Instruction → Return the number of lines that contain the word "graph", and return nothing else.

Data items →
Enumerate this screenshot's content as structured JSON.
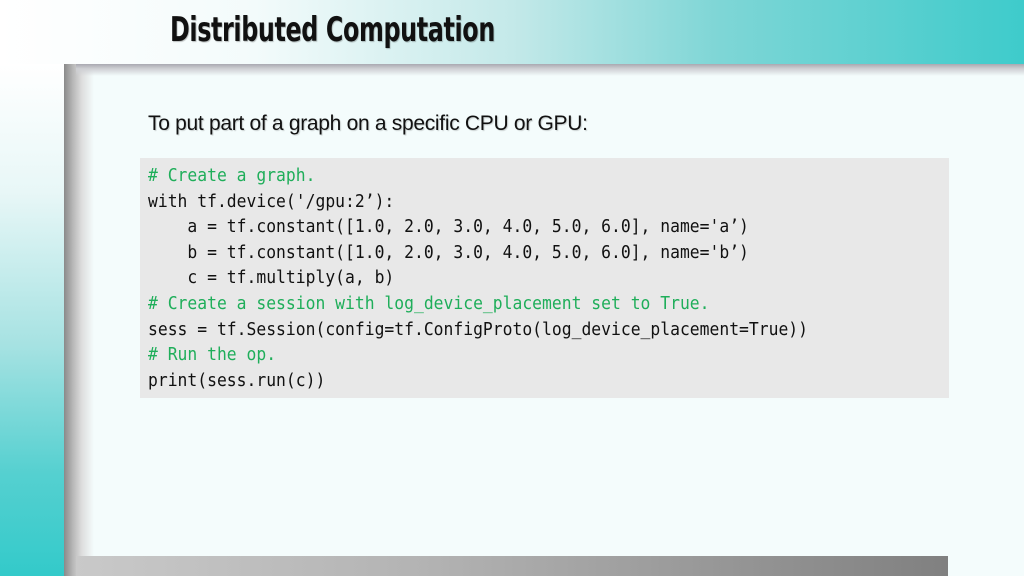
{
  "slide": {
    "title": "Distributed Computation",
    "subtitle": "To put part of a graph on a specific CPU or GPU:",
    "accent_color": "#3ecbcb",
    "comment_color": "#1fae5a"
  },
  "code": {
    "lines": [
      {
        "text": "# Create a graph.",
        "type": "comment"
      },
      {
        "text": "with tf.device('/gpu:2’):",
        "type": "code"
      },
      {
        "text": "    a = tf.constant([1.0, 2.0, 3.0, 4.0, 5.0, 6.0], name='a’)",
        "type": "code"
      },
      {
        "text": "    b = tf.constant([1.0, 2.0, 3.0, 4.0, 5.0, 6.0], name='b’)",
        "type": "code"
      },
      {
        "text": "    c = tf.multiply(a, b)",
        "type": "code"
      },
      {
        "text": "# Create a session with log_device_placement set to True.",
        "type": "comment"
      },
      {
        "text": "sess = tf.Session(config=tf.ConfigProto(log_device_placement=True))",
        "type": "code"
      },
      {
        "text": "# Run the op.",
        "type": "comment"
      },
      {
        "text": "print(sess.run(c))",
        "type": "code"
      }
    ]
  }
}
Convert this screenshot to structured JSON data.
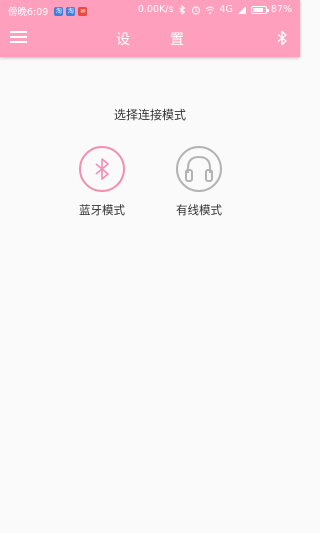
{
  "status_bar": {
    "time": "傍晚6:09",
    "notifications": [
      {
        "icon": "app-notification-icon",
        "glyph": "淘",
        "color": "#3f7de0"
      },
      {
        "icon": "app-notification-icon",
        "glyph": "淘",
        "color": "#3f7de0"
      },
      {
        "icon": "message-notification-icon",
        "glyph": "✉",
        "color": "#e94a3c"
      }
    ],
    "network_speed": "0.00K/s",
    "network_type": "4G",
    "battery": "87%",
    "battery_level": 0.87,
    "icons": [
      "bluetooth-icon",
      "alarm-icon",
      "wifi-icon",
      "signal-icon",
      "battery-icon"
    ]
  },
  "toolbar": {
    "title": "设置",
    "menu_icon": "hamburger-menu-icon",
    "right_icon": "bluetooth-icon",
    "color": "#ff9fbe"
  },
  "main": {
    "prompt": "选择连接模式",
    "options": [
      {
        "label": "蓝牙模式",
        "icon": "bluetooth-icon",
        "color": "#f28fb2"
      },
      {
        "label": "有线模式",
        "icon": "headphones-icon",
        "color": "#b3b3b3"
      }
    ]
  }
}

Problem solution → 2